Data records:
........

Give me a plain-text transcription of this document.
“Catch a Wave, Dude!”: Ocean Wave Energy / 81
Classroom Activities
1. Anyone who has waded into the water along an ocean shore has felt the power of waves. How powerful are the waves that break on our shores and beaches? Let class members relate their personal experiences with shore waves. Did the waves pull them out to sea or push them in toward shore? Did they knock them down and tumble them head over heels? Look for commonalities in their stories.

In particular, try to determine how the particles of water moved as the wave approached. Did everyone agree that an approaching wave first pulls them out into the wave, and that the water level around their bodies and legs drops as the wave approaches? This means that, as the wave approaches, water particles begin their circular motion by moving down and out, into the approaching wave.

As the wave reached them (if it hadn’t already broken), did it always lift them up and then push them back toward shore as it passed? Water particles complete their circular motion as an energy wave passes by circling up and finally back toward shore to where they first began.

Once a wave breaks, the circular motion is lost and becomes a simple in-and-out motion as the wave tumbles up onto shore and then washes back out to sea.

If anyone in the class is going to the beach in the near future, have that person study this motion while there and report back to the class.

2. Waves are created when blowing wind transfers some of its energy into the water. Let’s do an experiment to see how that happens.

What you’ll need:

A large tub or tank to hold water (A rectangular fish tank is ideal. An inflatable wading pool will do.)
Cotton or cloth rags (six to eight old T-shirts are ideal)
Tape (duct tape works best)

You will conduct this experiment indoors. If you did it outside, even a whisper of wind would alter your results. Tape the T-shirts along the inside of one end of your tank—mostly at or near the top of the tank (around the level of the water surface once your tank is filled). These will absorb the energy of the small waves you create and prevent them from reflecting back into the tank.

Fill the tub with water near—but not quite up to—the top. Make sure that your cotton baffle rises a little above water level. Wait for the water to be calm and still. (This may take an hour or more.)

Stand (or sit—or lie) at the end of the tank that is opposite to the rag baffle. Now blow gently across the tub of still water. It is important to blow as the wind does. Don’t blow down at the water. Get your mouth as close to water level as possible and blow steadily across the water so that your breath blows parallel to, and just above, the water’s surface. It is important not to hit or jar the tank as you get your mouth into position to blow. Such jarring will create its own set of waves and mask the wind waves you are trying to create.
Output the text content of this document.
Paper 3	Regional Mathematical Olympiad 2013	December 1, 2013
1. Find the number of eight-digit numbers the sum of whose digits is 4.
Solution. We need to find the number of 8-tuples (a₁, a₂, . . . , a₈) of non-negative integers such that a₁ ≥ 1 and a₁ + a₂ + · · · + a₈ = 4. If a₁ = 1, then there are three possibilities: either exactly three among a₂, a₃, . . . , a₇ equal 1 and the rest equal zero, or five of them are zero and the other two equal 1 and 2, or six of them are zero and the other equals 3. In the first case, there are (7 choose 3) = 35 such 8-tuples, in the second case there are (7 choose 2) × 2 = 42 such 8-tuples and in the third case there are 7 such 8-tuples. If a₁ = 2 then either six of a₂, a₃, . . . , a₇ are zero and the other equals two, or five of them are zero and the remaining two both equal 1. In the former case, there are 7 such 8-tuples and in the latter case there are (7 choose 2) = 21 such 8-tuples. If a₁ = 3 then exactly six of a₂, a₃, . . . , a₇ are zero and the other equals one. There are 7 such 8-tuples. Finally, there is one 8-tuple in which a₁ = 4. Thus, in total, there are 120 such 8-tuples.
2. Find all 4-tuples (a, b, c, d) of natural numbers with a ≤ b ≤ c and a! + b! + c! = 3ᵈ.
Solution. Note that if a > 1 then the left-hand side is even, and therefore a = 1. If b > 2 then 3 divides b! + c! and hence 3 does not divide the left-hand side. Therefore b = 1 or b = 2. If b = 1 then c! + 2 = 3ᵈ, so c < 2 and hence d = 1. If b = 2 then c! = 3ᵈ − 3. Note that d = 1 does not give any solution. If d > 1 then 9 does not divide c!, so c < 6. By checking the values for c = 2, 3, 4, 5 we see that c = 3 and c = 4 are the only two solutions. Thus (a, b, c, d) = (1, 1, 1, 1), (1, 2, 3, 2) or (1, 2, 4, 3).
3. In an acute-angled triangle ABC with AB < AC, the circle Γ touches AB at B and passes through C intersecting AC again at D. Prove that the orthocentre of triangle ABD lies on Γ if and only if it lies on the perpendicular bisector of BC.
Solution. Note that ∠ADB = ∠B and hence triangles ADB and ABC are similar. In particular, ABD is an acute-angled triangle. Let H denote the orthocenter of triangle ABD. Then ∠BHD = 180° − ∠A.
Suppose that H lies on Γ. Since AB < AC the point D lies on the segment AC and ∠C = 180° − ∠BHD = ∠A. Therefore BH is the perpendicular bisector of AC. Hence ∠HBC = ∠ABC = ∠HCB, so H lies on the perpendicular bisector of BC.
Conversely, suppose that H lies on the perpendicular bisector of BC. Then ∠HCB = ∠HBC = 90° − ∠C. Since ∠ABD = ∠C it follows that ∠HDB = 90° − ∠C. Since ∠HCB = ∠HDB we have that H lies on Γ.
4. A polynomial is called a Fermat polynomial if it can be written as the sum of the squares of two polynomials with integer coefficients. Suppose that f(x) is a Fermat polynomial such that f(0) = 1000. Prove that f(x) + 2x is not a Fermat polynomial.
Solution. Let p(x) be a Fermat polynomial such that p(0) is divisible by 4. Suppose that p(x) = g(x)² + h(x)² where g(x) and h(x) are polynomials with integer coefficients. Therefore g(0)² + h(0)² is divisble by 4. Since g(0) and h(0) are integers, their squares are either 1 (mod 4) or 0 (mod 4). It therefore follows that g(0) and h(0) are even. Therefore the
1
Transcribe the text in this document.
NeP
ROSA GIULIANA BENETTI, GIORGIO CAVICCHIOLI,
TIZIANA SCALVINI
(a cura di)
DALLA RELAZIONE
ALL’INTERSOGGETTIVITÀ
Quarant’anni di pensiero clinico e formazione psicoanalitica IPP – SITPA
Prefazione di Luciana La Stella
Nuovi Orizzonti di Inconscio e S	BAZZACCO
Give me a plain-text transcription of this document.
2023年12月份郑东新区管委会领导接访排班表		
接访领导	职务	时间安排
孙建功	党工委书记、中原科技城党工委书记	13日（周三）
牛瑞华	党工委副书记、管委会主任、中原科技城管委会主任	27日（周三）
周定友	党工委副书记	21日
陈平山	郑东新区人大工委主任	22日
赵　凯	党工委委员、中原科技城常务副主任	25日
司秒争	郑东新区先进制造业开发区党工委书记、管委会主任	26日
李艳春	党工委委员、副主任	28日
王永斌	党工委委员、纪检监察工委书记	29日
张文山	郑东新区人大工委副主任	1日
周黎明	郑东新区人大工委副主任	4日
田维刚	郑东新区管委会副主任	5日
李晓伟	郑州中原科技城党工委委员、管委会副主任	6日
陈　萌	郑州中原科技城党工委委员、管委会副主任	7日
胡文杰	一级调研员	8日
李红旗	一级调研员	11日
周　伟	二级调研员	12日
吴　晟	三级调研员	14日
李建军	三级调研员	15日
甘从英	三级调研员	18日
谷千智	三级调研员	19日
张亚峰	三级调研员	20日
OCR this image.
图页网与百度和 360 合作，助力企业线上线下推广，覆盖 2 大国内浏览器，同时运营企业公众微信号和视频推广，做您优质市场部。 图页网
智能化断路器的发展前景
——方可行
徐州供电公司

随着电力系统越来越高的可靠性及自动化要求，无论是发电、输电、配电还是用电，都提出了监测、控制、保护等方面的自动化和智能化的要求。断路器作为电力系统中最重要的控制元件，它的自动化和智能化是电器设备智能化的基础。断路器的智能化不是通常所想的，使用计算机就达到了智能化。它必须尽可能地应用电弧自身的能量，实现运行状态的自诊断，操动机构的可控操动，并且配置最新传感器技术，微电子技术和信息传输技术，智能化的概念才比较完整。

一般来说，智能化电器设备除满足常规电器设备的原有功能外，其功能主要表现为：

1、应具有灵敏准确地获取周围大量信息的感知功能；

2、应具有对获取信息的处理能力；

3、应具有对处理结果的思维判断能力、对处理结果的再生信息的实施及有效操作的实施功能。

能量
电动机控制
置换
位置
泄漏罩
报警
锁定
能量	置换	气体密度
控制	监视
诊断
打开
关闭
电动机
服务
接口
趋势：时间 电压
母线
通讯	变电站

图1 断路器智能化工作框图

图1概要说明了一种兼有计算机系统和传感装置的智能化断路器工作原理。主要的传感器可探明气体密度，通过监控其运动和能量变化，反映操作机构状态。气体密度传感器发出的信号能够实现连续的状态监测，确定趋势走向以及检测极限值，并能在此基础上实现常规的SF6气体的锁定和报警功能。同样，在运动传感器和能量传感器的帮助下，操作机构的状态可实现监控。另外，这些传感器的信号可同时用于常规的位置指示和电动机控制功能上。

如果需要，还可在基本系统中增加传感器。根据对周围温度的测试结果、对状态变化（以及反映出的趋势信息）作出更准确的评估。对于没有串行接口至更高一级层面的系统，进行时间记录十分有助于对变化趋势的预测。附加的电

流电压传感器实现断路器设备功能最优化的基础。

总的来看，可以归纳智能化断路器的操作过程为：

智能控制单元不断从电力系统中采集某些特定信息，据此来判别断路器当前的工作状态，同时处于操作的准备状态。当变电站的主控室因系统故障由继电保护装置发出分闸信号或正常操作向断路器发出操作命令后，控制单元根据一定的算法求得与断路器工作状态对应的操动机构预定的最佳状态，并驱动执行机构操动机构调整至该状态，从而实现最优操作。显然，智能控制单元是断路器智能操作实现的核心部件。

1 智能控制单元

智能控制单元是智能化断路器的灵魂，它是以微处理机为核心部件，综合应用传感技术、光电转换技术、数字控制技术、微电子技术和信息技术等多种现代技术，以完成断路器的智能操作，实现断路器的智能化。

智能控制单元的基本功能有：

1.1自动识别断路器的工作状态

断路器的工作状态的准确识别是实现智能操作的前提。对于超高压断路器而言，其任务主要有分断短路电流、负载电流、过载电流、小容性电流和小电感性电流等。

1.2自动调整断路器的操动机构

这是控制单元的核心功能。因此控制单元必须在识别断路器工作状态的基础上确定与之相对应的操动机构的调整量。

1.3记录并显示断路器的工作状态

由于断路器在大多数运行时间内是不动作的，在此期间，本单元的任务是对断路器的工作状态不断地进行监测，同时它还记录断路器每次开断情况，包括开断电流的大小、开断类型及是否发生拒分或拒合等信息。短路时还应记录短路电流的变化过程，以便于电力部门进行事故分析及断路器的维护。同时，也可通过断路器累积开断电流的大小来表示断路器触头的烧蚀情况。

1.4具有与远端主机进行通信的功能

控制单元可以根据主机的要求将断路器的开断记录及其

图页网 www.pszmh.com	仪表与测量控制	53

........

### INSTRUCTION:
How many of the lines above hold the word "either"? Give only that number.

### TASK RESULT:
2